> Exercise prompt:
Filter the listing below, copying every line in which the word "using" appears.

[A run of records]
-- begin --
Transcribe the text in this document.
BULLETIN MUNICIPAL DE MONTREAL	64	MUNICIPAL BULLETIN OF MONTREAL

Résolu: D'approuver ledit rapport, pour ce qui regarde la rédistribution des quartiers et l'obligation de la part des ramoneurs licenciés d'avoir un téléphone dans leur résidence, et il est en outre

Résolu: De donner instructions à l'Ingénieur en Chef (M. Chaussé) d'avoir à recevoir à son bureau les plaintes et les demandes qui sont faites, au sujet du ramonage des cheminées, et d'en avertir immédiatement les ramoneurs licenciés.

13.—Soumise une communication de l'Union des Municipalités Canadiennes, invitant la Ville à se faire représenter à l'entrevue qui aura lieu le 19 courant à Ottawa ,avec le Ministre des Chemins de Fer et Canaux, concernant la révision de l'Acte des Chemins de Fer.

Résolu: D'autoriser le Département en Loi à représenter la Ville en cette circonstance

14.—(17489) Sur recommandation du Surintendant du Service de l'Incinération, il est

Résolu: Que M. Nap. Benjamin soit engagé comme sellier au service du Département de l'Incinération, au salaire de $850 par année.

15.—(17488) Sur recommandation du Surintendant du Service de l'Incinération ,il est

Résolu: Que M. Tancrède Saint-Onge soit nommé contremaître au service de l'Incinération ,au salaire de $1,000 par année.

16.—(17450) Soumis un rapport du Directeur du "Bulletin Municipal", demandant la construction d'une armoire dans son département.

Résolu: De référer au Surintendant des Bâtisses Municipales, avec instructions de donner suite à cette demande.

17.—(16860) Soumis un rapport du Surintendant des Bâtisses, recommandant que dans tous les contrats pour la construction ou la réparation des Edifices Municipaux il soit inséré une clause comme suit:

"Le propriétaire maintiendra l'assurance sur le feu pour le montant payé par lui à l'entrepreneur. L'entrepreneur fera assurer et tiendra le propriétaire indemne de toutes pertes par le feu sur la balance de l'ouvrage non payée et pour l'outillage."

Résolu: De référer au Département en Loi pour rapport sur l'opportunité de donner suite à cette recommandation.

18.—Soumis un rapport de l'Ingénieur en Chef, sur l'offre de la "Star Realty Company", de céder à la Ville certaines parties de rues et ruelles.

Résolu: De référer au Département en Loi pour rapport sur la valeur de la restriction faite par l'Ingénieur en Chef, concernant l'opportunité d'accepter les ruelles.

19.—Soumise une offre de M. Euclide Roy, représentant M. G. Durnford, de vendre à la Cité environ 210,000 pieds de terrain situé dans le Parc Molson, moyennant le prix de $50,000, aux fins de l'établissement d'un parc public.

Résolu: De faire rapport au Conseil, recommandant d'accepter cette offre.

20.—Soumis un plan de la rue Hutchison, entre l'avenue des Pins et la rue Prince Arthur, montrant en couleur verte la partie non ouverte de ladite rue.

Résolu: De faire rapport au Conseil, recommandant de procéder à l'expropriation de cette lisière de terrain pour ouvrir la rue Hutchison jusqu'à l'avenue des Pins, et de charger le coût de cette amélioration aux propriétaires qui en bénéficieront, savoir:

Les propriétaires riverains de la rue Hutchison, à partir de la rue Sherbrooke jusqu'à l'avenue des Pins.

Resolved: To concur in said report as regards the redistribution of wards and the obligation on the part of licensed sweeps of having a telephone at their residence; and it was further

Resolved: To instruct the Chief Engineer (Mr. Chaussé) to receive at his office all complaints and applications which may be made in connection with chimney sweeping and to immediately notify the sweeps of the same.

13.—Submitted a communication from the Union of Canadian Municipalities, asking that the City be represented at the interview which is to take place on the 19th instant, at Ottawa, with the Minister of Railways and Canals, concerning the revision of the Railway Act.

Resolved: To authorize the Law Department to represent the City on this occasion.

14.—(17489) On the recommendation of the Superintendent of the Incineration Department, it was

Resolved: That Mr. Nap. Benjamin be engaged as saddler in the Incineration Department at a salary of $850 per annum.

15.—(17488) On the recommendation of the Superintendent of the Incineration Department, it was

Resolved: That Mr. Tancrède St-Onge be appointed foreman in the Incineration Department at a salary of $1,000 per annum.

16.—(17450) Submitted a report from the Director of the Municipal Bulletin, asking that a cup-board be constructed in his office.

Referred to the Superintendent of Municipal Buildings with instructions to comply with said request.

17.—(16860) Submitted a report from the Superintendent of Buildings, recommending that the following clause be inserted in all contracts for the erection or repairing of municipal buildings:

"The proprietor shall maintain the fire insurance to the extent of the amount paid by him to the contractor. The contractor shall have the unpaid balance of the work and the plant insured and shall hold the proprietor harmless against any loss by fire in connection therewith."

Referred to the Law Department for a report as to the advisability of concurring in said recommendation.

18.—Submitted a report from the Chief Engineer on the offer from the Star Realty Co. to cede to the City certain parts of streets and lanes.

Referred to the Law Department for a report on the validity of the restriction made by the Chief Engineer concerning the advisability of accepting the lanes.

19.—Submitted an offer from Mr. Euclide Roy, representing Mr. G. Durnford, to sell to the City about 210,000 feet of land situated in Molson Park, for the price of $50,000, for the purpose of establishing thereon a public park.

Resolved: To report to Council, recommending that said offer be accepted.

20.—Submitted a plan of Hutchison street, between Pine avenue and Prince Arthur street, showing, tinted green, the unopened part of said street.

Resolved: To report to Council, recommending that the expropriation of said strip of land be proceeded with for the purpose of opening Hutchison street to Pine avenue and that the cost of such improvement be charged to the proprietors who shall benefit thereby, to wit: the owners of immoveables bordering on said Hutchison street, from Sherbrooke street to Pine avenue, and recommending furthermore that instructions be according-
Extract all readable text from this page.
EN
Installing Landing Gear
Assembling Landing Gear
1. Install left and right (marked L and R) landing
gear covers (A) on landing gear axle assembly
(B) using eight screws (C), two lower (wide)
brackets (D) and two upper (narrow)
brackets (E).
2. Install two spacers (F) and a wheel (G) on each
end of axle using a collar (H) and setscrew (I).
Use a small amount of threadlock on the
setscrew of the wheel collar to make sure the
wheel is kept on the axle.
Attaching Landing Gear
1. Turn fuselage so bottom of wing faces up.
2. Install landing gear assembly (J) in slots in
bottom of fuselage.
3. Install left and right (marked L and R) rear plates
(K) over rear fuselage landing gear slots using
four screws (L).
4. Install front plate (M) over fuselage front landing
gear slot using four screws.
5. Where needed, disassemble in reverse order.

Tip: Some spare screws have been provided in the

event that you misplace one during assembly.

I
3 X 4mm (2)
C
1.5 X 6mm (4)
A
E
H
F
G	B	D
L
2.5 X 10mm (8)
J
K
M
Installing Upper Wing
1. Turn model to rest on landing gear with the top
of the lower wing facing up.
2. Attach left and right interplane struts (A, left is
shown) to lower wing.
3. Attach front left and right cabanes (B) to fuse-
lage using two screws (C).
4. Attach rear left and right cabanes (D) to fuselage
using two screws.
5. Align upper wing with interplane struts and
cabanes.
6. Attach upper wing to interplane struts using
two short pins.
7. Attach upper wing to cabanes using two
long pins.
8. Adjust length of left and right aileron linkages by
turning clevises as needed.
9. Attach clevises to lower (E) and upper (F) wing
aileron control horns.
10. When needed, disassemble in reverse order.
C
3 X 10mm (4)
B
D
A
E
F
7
-- end --
> Solution to the problem:
(B) using eight screws (C), two lower (wide)
end of axle using a collar (H) and setscrew (I).
(K) over rear fuselage landing gear slots using
gear slot using four screws.
lage using two screws (C).
using two screws.
6. Attach upper wing to interplane struts using
7. Attach upper wing to cabanes using two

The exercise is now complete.